> **Omschrijving van opdracht**: Vervang in het volledige materiaal hieronder "Itemize" door "List" en geef alle regels verder ongewijzigd opnieuw weer. Laat de afbeeldingen in uw antwoord weg.

> **Overzicht**:
+ + +

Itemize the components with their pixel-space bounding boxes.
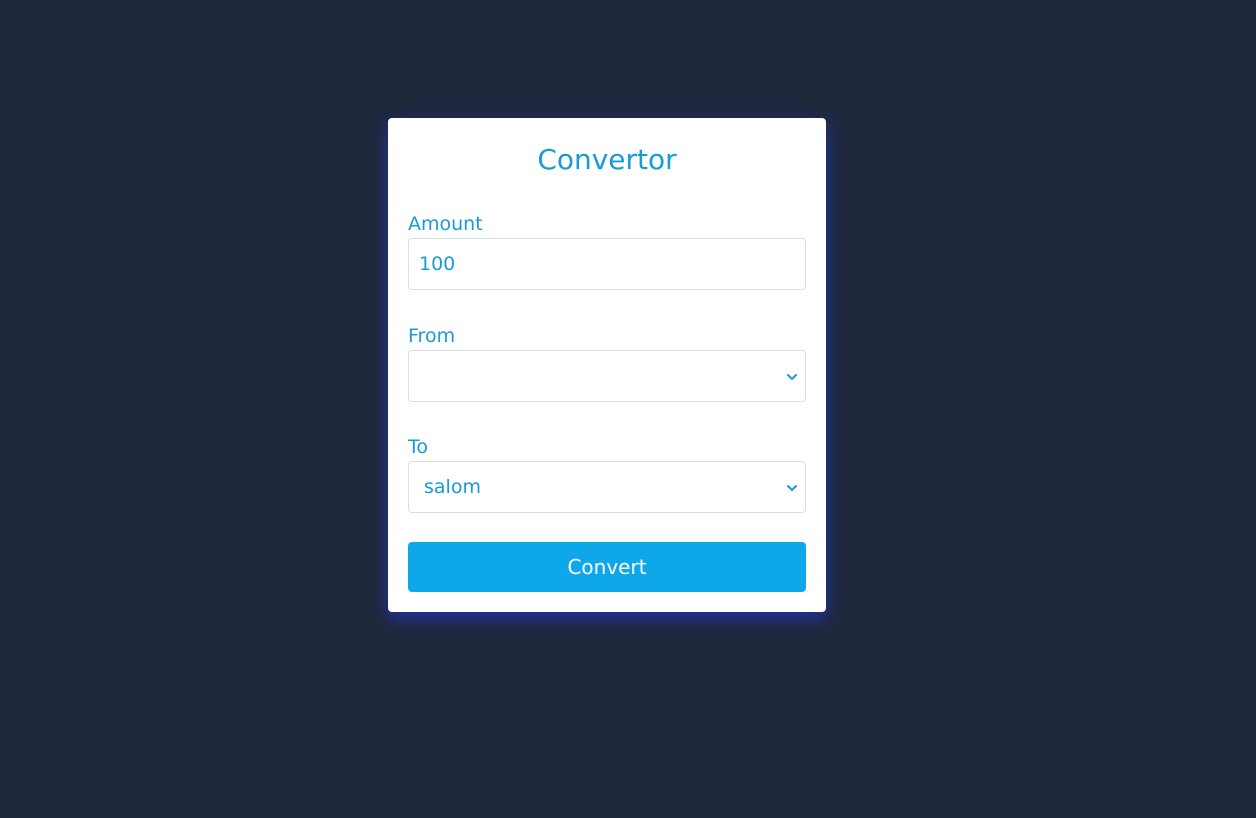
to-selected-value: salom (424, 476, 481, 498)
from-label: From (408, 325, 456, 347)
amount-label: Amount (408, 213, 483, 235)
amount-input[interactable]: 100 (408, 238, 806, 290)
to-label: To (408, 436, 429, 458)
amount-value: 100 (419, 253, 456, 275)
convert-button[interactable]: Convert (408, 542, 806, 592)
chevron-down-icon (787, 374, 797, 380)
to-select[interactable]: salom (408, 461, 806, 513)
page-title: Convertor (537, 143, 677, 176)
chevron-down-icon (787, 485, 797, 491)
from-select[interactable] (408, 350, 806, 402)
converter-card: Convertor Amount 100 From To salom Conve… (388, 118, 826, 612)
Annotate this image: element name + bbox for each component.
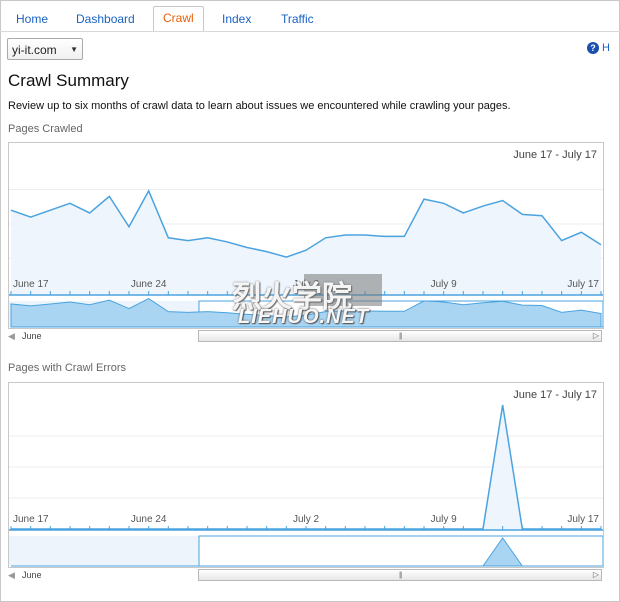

+ + +

> **Resultaat**:
List the components with their pixel-space bounding boxes.
to-selected-value: salom (424, 476, 481, 498)
from-label: From (408, 325, 456, 347)
amount-label: Amount (408, 213, 483, 235)
amount-input[interactable]: 100 (408, 238, 806, 290)
to-label: To (408, 436, 429, 458)
amount-value: 100 (419, 253, 456, 275)
convert-button[interactable]: Convert (408, 542, 806, 592)
chevron-down-icon (787, 374, 797, 380)
to-select[interactable]: salom (408, 461, 806, 513)
page-title: Convertor (537, 143, 677, 176)
chevron-down-icon (787, 485, 797, 491)
from-select[interactable] (408, 350, 806, 402)
converter-card: Convertor Amount 100 From To salom Conve… (388, 118, 826, 612)
Annotate this image: element name + bbox for each component.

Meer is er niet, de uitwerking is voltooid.